** CONSIGNES ÉCRITES **
[A] Recopiez tout le passage de l'extrait sur la communauté de travail de Marcel Barbu, de « C’est en observant » jusqu'à « moyens de production. », en remplaçant « système » par « dispositif ».
[B] Répondez aux questions suivantes d'après l'extrait sur la communauté de travail de Marcel Barbu :
(i) Entre quelles années Marcel Barbu a-t-il mis en place la communauté de travail avec ses compagnons ?
(ii) Combien de grandes familles d'axes ont été identifiées ?
(iii) À quelle date « La société Marcel Barbu » devient-elle « communauté de travail Marcel Barbu » ?
[C] Poursuivez l'extrait sur la communauté de travail de Marcel Barbu à partir de sa dernière phrase.

** EXTRAIT FOURNI **
Le précédent article décrivait le fonctionnement et les bénéfices de la communauté de travail telle que Marcel Barbu l’a mise en place avec ses compagnons entre 1941 et 1946.

C’est en observant les pratiques et les évolutions retranscrites dans les ouvrages décrivant les communautés de travail que nous en sommes venus à vous proposer des axes qui nous paraissent les plus essentiels au bon fonctionnement du système. Car oui, c’est un système qui a été mis en place. Cela signifie que c’est un tout. La modification d’une composante influant sur les autres composantes et de façon très probable sur les résultats produits par le système.

Pour identifier ces axes, nous avons cherché à détecter les éléments fondateurs différenciant par rapport à nos organisations actuelles, ainsi que des baisses de régime et leur élément déclencheur qui nous permettraient de remonter à une cause racine.

Nous avons identifié 2 grandes familles d’axes :

A. La performance collective

  • La responsabilité collective obtenue par la mise en commun des moyens de production.
  • La valorisation des valeurs et comportements en accord avec la règle de la communauté de travail.
  • La résolution de conflits par des feedback directs, en groupe, en individuel avec ou sans médiateur.
  • La discipline librement consentie.

B. La cohésion de groupe

  • L’intégration des nouveaux arrivants
  • La proximité
  • La transparence
  • L’exemplarité

La performance collective

La responsabilité collective

« La société Marcel Barbu » devient « communauté de travail Marcel Barbu » le 1er janvier 1944, date à laquelle, Marcel Barbu remet entre les mains des compagnons, l’outil de production. Aucun d’entre eux n’est propriétaire mais tous sont responsables de nourrir la communauté en utilisant au mieux les moyens de la communauté, en les maintenant en état, ainsi qu'en prévoyant le passage de relais à d’autres compagnons.

** LIGNES DE DONNÉES **
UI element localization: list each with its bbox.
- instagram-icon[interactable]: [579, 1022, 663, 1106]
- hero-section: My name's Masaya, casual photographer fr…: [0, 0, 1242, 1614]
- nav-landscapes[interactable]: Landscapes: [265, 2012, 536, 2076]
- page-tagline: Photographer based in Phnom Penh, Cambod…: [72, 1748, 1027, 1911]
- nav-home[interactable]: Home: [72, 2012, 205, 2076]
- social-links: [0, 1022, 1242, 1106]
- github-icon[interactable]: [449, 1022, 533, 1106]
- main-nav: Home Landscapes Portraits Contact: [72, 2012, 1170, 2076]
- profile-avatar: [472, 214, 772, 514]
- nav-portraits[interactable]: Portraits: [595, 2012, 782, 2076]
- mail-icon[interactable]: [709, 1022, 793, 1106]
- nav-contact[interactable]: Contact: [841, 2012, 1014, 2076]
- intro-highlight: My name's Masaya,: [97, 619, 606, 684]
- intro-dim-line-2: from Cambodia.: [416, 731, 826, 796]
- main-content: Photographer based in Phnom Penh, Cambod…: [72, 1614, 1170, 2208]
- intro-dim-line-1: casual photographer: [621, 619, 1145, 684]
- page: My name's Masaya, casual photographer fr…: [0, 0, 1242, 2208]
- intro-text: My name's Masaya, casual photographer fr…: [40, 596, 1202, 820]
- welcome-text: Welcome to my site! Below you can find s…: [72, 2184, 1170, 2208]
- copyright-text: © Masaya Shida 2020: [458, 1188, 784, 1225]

** RÉSULTATS DE L'EXERCICE **
[A]
C’est en observant les pratiques et les évolutions retranscrites dans les ouvrages décrivant les communautés de travail que nous en sommes venus à vous proposer des axes qui nous paraissent les plus essentiels au bon fonctionnement du dispositif. Car oui, c’est un dispositif qui a été mis en place. Cela signifie que c’est un tout. La modification d’une composante influant sur les autres composantes et de façon très probable sur les résultats produits par le dispositif.

Pour identifier ces axes, nous avons cherché à détecter les éléments fondateurs différenciant par rapport à nos organisations actuelles, ainsi que des baisses de régime et leur élément déclencheur qui nous permettraient de remonter à une cause racine.

Nous avons identifié 2 grandes familles d’axes :

A. La performance collective

  • La responsabilité collective obtenue par la mise en commun des moyens de production.

[B]
(i) Entre 1941 et 1946.
(ii) Deux.
(iii) Le 1er janvier 1944.

[C]
Par cette action, Marcel BARBU rend l’ensemble des compagnons collectivement responsables.

Marcel Barbu met en place très tôt un chant de ralliement des compagnons de BoiMonDau, c’est La chère maison :

« Nous l'avons bâtie, la chère Maison
Et toute notre vie, nous la protégerons (bis) »

Pour quelle raison rechercher cette responsabilité collective ? Pour avoir des personnes investies. Parce que la mise en commun des moyens de production en fait une équipe au service d’un projet de transfert à la postérité. Les compagnons sont alors dans une posture d’entrepreneuriat collectif.

La valorisation des valeurs et comportements

Cette responsabilité collective est renforcée par un système de rémunération à la valeur humaine (cf. article précédent) où le compagnon lui-même et ses compagnons procèdent régulièrement à une évaluation par rapport à des attentes qui traduisent ce que l’on veut voir comme comportement chez les compagnons.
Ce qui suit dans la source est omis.